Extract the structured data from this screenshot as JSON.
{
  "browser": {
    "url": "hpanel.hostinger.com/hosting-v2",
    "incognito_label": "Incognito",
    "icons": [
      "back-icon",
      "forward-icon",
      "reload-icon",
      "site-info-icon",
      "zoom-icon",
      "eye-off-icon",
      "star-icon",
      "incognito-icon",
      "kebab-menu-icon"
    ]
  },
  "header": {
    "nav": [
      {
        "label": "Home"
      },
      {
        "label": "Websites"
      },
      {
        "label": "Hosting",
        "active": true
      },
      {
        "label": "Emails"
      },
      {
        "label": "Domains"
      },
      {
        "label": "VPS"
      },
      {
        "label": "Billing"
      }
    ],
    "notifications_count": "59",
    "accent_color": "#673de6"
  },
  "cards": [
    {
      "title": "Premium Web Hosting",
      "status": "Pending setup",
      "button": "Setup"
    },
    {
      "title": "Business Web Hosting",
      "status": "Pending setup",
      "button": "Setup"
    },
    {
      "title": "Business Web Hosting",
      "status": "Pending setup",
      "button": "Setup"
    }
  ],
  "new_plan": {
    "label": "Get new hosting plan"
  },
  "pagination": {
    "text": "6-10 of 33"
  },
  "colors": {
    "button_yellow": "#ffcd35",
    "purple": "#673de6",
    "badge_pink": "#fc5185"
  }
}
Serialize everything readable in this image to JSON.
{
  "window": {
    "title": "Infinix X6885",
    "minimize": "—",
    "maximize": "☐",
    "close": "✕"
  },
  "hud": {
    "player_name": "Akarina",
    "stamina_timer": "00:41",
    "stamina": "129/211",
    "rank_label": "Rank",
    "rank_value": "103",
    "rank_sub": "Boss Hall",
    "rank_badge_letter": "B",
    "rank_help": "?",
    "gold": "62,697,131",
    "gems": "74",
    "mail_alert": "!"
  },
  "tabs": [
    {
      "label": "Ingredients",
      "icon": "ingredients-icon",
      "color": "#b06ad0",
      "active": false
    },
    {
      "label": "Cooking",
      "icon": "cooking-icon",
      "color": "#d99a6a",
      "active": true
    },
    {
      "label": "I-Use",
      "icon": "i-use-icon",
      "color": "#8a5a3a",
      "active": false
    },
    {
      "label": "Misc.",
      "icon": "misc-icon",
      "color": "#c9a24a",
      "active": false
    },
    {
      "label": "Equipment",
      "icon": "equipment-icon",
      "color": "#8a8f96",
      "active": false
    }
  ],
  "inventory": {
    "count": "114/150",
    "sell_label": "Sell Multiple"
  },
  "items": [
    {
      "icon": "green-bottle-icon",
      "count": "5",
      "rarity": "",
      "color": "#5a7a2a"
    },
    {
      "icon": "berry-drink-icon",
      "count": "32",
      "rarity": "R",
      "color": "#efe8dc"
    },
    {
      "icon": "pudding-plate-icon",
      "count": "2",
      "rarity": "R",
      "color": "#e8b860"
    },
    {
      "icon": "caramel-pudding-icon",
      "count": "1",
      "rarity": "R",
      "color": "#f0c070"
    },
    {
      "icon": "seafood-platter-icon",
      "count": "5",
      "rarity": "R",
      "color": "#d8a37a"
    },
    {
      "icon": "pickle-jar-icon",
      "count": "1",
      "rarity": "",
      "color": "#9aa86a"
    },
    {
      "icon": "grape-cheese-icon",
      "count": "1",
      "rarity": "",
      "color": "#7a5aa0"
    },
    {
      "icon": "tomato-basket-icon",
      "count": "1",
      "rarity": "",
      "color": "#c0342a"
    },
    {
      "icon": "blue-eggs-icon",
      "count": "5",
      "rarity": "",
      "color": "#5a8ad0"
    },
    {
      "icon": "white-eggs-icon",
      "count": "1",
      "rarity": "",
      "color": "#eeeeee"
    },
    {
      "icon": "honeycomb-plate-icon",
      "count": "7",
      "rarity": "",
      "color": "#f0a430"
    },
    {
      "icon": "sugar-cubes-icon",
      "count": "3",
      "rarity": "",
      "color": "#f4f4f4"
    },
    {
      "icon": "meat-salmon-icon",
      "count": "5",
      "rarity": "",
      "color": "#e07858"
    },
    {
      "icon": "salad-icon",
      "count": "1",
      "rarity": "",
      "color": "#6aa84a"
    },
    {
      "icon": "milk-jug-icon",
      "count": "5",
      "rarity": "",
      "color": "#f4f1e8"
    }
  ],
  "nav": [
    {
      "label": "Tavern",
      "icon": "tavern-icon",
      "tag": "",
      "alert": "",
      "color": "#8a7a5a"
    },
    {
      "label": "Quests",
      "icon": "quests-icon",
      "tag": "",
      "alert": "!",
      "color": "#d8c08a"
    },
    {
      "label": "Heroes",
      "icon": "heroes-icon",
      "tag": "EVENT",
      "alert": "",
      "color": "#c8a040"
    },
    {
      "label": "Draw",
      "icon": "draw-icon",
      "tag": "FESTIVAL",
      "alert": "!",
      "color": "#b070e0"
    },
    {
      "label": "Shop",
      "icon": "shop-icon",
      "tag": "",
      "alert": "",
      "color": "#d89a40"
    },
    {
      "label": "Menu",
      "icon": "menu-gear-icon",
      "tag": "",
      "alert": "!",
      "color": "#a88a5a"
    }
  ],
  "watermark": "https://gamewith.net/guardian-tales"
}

##############################

EXERCISE INSTRUCTIONS: State how many lines include the string "title", and nothing more.

RESULT OF THIS TASK: 4